**Input for this task:**
■ ■ ■
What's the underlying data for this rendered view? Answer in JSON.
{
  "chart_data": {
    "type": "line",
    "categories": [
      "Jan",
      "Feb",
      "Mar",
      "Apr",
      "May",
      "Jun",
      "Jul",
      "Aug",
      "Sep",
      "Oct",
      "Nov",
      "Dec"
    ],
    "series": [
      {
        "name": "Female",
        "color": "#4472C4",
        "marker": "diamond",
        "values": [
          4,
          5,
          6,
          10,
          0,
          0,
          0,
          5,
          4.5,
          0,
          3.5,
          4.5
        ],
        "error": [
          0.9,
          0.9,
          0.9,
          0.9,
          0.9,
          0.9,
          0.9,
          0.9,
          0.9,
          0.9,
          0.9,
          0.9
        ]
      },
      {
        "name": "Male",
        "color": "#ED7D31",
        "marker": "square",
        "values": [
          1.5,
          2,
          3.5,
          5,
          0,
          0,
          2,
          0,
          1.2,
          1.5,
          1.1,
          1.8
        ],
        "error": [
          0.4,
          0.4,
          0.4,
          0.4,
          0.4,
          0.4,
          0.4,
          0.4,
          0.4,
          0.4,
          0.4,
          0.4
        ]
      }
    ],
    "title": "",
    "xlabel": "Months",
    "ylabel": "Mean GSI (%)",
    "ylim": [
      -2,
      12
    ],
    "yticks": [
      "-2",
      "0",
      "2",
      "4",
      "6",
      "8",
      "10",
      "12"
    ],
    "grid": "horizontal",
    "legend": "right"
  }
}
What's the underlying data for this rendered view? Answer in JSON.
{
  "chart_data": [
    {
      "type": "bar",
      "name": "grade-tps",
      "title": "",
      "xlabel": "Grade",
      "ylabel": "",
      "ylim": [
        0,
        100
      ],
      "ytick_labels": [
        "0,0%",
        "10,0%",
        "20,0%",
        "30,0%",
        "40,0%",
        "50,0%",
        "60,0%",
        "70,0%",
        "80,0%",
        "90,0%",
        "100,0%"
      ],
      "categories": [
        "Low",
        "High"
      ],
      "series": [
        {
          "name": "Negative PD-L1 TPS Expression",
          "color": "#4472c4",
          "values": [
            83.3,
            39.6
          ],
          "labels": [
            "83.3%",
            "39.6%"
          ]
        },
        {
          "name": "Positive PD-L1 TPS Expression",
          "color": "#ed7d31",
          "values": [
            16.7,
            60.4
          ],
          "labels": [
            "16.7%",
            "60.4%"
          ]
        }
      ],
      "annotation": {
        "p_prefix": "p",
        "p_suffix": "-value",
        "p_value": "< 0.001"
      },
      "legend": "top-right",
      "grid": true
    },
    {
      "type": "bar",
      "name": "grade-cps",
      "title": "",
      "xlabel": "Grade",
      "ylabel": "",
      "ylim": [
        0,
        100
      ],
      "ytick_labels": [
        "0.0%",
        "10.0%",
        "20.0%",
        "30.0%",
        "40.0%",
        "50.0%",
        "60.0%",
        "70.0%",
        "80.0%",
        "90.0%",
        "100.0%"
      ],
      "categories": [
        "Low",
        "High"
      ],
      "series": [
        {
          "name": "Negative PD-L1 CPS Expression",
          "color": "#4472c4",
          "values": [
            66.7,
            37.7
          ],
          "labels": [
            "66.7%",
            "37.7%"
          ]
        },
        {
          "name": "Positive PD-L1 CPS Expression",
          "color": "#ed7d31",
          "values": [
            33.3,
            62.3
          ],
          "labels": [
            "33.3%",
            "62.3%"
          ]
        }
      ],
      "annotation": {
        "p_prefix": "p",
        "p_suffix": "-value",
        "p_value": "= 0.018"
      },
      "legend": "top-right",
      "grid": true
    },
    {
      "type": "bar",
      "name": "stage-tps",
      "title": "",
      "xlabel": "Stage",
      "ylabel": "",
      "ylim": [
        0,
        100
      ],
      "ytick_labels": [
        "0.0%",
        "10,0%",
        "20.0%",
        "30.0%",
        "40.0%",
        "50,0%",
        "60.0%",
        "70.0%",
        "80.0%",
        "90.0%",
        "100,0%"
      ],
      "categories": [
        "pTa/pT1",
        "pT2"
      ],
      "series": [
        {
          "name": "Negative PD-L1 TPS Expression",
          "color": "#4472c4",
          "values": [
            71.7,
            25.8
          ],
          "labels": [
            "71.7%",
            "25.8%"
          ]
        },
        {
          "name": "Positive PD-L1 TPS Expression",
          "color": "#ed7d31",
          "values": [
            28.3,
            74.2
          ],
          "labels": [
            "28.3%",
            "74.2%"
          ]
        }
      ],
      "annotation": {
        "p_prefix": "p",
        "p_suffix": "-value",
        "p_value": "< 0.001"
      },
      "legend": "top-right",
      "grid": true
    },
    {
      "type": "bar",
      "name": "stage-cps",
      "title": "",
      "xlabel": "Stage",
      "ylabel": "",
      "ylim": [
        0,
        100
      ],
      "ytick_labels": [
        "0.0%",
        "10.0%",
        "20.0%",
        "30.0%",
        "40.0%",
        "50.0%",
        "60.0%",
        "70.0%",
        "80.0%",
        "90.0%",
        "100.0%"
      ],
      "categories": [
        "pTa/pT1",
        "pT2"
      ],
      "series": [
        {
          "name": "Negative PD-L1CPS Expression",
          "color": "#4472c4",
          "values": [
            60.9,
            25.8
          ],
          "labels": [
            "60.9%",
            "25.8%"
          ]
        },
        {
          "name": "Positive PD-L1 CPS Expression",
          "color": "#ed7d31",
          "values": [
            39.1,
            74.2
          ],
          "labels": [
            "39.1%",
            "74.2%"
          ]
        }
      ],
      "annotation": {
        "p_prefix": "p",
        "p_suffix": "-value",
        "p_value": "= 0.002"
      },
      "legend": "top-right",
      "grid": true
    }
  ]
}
■ ■ ■
**Exercise goal:**
Give all the entries again exactly; leave none out.

**The reply:**
What's the underlying data for this rendered view? Answer in JSON.
{
  "chart_data": {
    "type": "line",
    "categories": [
      "Jan",
      "Feb",
      "Mar",
      "Apr",
      "May",
      "Jun",
      "Jul",
      "Aug",
      "Sep",
      "Oct",
      "Nov",
      "Dec"
    ],
    "series": [
      {
        "name": "Female",
        "color": "#4472C4",
        "marker": "diamond",
        "values": [
          4,
          5,
          6,
          10,
          0,
          0,
          0,
          5,
          4.5,
          0,
          3.5,
          4.5
        ],
        "error": [
          0.9,
          0.9,
          0.9,
          0.9,
          0.9,
          0.9,
          0.9,
          0.9,
          0.9,
          0.9,
          0.9,
          0.9
        ]
      },
      {
        "name": "Male",
        "color": "#ED7D31",
        "marker": "square",
        "values": [
          1.5,
          2,
          3.5,
          5,
          0,
          0,
          2,
          0,
          1.2,
          1.5,
          1.1,
          1.8
        ],
        "error": [
          0.4,
          0.4,
          0.4,
          0.4,
          0.4,
          0.4,
          0.4,
          0.4,
          0.4,
          0.4,
          0.4,
          0.4
        ]
      }
    ],
    "title": "",
    "xlabel": "Months",
    "ylabel": "Mean GSI (%)",
    "ylim": [
      -2,
      12
    ],
    "yticks": [
      "-2",
      "0",
      "2",
      "4",
      "6",
      "8",
      "10",
      "12"
    ],
    "grid": "horizontal",
    "legend": "right"
  }
}
What's the underlying data for this rendered view? Answer in JSON.
{
  "chart_data": [
    {
      "type": "bar",
      "name": "grade-tps",
      "title": "",
      "xlabel": "Grade",
      "ylabel": "",
      "ylim": [
        0,
        100
      ],
      "ytick_labels": [
        "0,0%",
        "10,0%",
        "20,0%",
        "30,0%",
        "40,0%",
        "50,0%",
        "60,0%",
        "70,0%",
        "80,0%",
        "90,0%",
        "100,0%"
      ],
      "categories": [
        "Low",
        "High"
      ],
      "series": [
        {
          "name": "Negative PD-L1 TPS Expression",
          "color": "#4472c4",
          "values": [
            83.3,
            39.6
          ],
          "labels": [
            "83.3%",
            "39.6%"
          ]
        },
        {
          "name": "Positive PD-L1 TPS Expression",
          "color": "#ed7d31",
          "values": [
            16.7,
            60.4
          ],
          "labels": [
            "16.7%",
            "60.4%"
          ]
        }
      ],
      "annotation": {
        "p_prefix": "p",
        "p_suffix": "-value",
        "p_value": "< 0.001"
      },
      "legend": "top-right",
      "grid": true
    },
    {
      "type": "bar",
      "name": "grade-cps",
      "title": "",
      "xlabel": "Grade",
      "ylabel": "",
      "ylim": [
        0,
        100
      ],
      "ytick_labels": [
        "0.0%",
        "10.0%",
        "20.0%",
        "30.0%",
        "40.0%",
        "50.0%",
        "60.0%",
        "70.0%",
        "80.0%",
        "90.0%",
        "100.0%"
      ],
      "categories": [
        "Low",
        "High"
      ],
      "series": [
        {
          "name": "Negative PD-L1 CPS Expression",
          "color": "#4472c4",
          "values": [
            66.7,
            37.7
          ],
          "labels": [
            "66.7%",
            "37.7%"
          ]
        },
        {
          "name": "Positive PD-L1 CPS Expression",
          "color": "#ed7d31",
          "values": [
            33.3,
            62.3
          ],
          "labels": [
            "33.3%",
            "62.3%"
          ]
        }
      ],
      "annotation": {
        "p_prefix": "p",
        "p_suffix": "-value",
        "p_value": "= 0.018"
      },
      "legend": "top-right",
      "grid": true
    },
    {
      "type": "bar",
      "name": "stage-tps",
      "title": "",
      "xlabel": "Stage",
      "ylabel": "",
      "ylim": [
        0,
        100
      ],
      "ytick_labels": [
        "0.0%",
        "10,0%",
        "20.0%",
        "30.0%",
        "40.0%",
        "50,0%",
        "60.0%",
        "70.0%",
        "80.0%",
        "90.0%",
        "100,0%"
      ],
      "categories": [
        "pTa/pT1",
        "pT2"
      ],
      "series": [
        {
          "name": "Negative PD-L1 TPS Expression",
          "color": "#4472c4",
          "values": [
            71.7,
            25.8
          ],
          "labels": [
            "71.7%",
            "25.8%"
          ]
        },
        {
          "name": "Positive PD-L1 TPS Expression",
          "color": "#ed7d31",
          "values": [
            28.3,
            74.2
          ],
          "labels": [
            "28.3%",
            "74.2%"
          ]
        }
      ],
      "annotation": {
        "p_prefix": "p",
        "p_suffix": "-value",
        "p_value": "< 0.001"
      },
      "legend": "top-right",
      "grid": true
    },
    {
      "type": "bar",
      "name": "stage-cps",
      "title": "",
      "xlabel": "Stage",
      "ylabel": "",
      "ylim": [
        0,
        100
      ],
      "ytick_labels": [
        "0.0%",
        "10.0%",
        "20.0%",
        "30.0%",
        "40.0%",
        "50.0%",
        "60.0%",
        "70.0%",
        "80.0%",
        "90.0%",
        "100.0%"
      ],
      "categories": [
        "pTa/pT1",
        "pT2"
      ],
      "series": [
        {
          "name": "Negative PD-L1CPS Expression",
          "color": "#4472c4",
          "values": [
            60.9,
            25.8
          ],
          "labels": [
            "60.9%",
            "25.8%"
          ]
        },
        {
          "name": "Positive PD-L1 CPS Expression",
          "color": "#ed7d31",
          "values": [
            39.1,
            74.2
          ],
          "labels": [
            "39.1%",
            "74.2%"
          ]
        }
      ],
      "annotation": {
        "p_prefix": "p",
        "p_suffix": "-value",
        "p_value": "= 0.002"
      },
      "legend": "top-right",
      "grid": true
    }
  ]
}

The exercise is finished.